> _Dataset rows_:
§ §

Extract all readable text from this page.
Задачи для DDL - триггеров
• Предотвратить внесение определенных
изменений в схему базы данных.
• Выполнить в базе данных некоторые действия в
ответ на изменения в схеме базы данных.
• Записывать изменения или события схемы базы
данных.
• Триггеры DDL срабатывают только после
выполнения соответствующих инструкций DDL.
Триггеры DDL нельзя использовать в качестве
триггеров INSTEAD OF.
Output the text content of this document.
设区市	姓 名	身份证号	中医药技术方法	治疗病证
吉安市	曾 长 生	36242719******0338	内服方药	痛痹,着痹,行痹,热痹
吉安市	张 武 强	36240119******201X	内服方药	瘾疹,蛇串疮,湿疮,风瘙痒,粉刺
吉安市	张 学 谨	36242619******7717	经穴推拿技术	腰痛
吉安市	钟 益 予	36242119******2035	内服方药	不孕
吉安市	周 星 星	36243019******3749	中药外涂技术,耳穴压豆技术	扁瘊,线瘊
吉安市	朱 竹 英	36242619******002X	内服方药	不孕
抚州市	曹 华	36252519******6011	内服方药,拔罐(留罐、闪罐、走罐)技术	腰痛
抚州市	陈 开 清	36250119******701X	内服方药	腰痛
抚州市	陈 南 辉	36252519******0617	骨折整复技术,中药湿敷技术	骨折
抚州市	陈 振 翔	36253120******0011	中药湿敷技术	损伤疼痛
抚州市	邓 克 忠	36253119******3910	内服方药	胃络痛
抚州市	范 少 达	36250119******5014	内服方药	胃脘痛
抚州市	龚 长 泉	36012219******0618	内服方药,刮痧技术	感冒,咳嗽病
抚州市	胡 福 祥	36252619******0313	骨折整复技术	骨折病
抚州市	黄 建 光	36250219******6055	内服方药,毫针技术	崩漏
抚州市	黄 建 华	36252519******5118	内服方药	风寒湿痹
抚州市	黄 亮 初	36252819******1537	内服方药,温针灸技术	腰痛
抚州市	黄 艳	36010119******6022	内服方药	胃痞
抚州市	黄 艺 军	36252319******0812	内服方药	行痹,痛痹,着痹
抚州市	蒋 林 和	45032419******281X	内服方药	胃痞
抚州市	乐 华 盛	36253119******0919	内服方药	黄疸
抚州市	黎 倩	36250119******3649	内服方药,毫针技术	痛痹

§ §

> _GOAL_:
Could you give again exactly the lines from the line containing "Output the text content of this document." through the final line of the data above, and no others?

> _ANSWER TO THE PROBLEM_:
Output the text content of this document.
设区市	姓 名	身份证号	中医药技术方法	治疗病证
吉安市	曾 长 生	36242719******0338	内服方药	痛痹,着痹,行痹,热痹
吉安市	张 武 强	36240119******201X	内服方药	瘾疹,蛇串疮,湿疮,风瘙痒,粉刺
吉安市	张 学 谨	36242619******7717	经穴推拿技术	腰痛
吉安市	钟 益 予	36242119******2035	内服方药	不孕
吉安市	周 星 星	36243019******3749	中药外涂技术,耳穴压豆技术	扁瘊,线瘊
吉安市	朱 竹 英	36242619******002X	内服方药	不孕
抚州市	曹 华	36252519******6011	内服方药,拔罐(留罐、闪罐、走罐)技术	腰痛
抚州市	陈 开 清	36250119******701X	内服方药	腰痛
抚州市	陈 南 辉	36252519******0617	骨折整复技术,中药湿敷技术	骨折
抚州市	陈 振 翔	36253120******0011	中药湿敷技术	损伤疼痛
抚州市	邓 克 忠	36253119******3910	内服方药	胃络痛
抚州市	范 少 达	36250119******5014	内服方药	胃脘痛
抚州市	龚 长 泉	36012219******0618	内服方药,刮痧技术	感冒,咳嗽病
抚州市	胡 福 祥	36252619******0313	骨折整复技术	骨折病
抚州市	黄 建 光	36250219******6055	内服方药,毫针技术	崩漏
抚州市	黄 建 华	36252519******5118	内服方药	风寒湿痹
抚州市	黄 亮 初	36252819******1537	内服方药,温针灸技术	腰痛
抚州市	黄 艳	36010119******6022	内服方药	胃痞
抚州市	黄 艺 军	36252319******0812	内服方药	行痹,痛痹,着痹
抚州市	蒋 林 和	45032419******281X	内服方药	胃痞
抚州市	乐 华 盛	36253119******0919	内服方药	黄疸
抚州市	黎 倩	36250119******3649	内服方药,毫针技术	痛痹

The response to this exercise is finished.